→ **Work to complete**:
Leave out any pictures and transcribe all other data below exactly.

Dataset items
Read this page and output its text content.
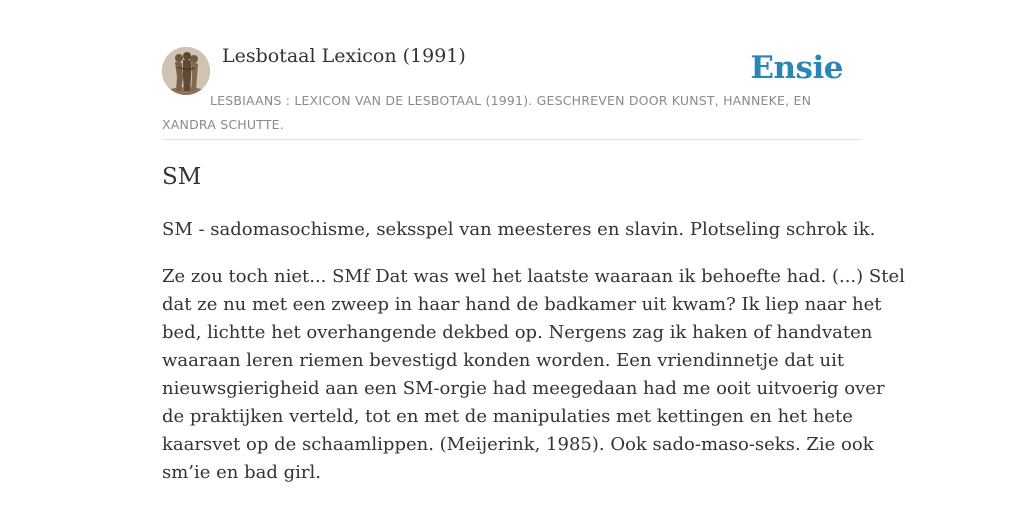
Lesbotaal Lexicon (1991)	Ensie
LESBIAANS : LEXICON VAN DE LESBOTAAL (1991). GESCHREVEN DOOR KUNST, HANNEKE, EN XANDRA SCHUTTE.
SM
SM - sadomasochisme, seksspel van meesteres en slavin. Plotseling schrok ik.
Ze zou toch niet... SMf Dat was wel het laatste waaraan ik behoefte had. (...) Stel
dat ze nu met een zweep in haar hand de badkamer uit kwam? Ik liep naar het
bed, lichtte het overhangende dekbed op. Nergens zag ik haken of handvaten
waaraan leren riemen bevestigd konden worden. Een vriendinnetje dat uit
nieuwsgierigheid aan een SM-orgie had meegedaan had me ooit uitvoerig over
de praktijken verteld, tot en met de manipulaties met kettingen en het hete
kaarsvet op de schaamlippen. (Meijerink, 1985). Ook sado-maso-seks. Zie ook
sm’ie en bad girl.
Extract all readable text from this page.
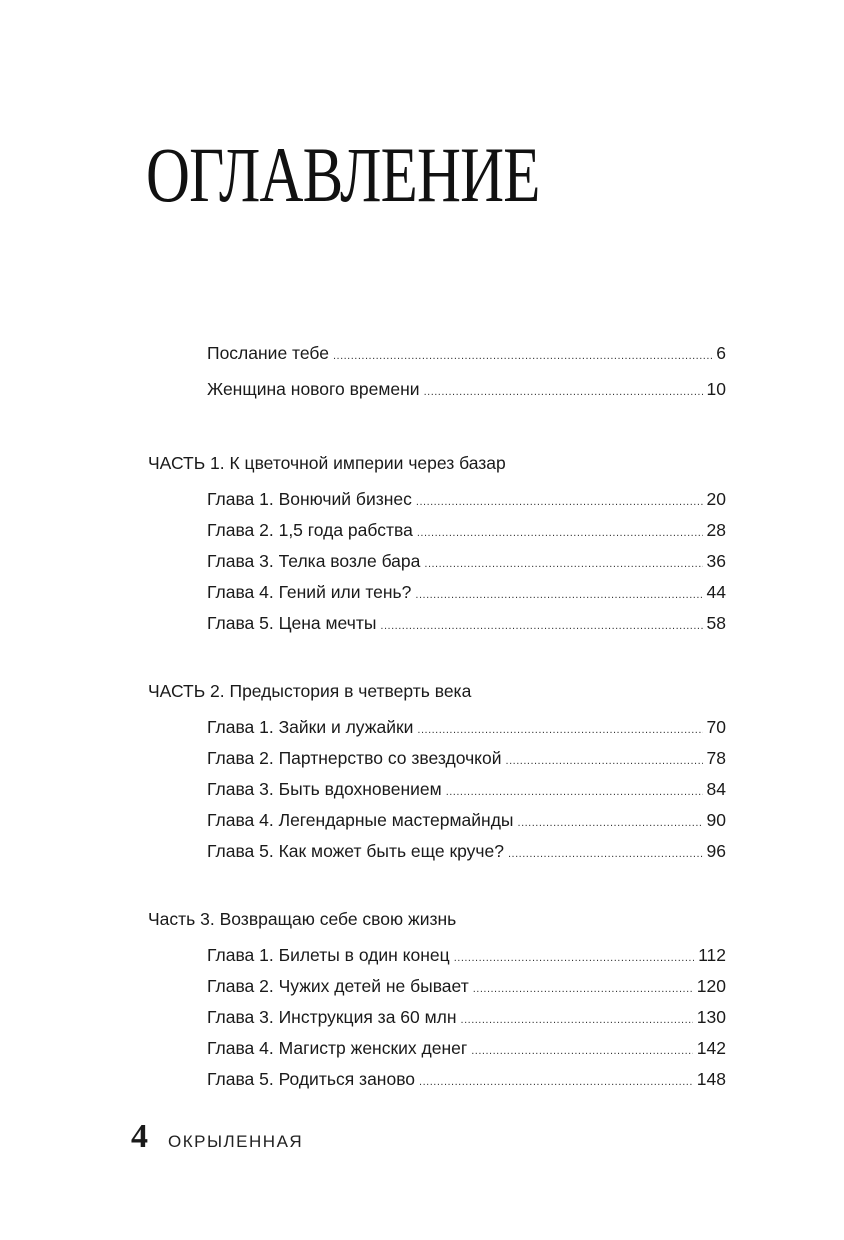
ОГЛАВЛЕНИЕ
Послание тебе .....	6
Женщина нового времени .....	10
ЧАСТЬ 1. К цветочной империи через базар
Глава 1. Вонючий бизнес .....	20
Глава 2. 1,5 года рабства .....	28
Глава 3. Телка возле бара .....	36
Глава 4. Гений или тень? .....	44
Глава 5. Цена мечты .....	58
ЧАСТЬ 2. Предыстория в четверть века
Глава 1. Зайки и лужайки .....	70
Глава 2. Партнерство со звездочкой .....	78
Глава 3. Быть вдохновением .....	84
Глава 4. Легендарные мастермайнды .....	90
Глава 5. Как может быть еще круче? .....	96
Часть 3. Возвращаю себе свою жизнь
Глава 1. Билеты в один конец .....	112
Глава 2. Чужих детей не бывает .....	120
Глава 3. Инструкция за 60 млн .....	130
Глава 4. Магистр женских денег .....	142
Глава 5. Родиться заново .....	148
4 ОКРЫЛЕННАЯ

→ **Task output**:
Read this page and output its text content.
Lesbotaal Lexicon (1991)	Ensie
LESBIAANS : LEXICON VAN DE LESBOTAAL (1991). GESCHREVEN DOOR KUNST, HANNEKE, EN XANDRA SCHUTTE.
SM
SM - sadomasochisme, seksspel van meesteres en slavin. Plotseling schrok ik.
Ze zou toch niet... SMf Dat was wel het laatste waaraan ik behoefte had. (...) Stel
dat ze nu met een zweep in haar hand de badkamer uit kwam? Ik liep naar het
bed, lichtte het overhangende dekbed op. Nergens zag ik haken of handvaten
waaraan leren riemen bevestigd konden worden. Een vriendinnetje dat uit
nieuwsgierigheid aan een SM-orgie had meegedaan had me ooit uitvoerig over
de praktijken verteld, tot en met de manipulaties met kettingen en het hete
kaarsvet op de schaamlippen. (Meijerink, 1985). Ook sado-maso-seks. Zie ook
sm’ie en bad girl.
Extract all readable text from this page.
ОГЛАВЛЕНИЕ
Послание тебе .....	6
Женщина нового времени .....	10
ЧАСТЬ 1. К цветочной империи через базар
Глава 1. Вонючий бизнес .....	20
Глава 2. 1,5 года рабства .....	28
Глава 3. Телка возле бара .....	36
Глава 4. Гений или тень? .....	44
Глава 5. Цена мечты .....	58
ЧАСТЬ 2. Предыстория в четверть века
Глава 1. Зайки и лужайки .....	70
Глава 2. Партнерство со звездочкой .....	78
Глава 3. Быть вдохновением .....	84
Глава 4. Легендарные мастермайнды .....	90
Глава 5. Как может быть еще круче? .....	96
Часть 3. Возвращаю себе свою жизнь
Глава 1. Билеты в один конец .....	112
Глава 2. Чужих детей не бывает .....	120
Глава 3. Инструкция за 60 млн .....	130
Глава 4. Магистр женских денег .....	142
Глава 5. Родиться заново .....	148
4 ОКРЫЛЕННАЯ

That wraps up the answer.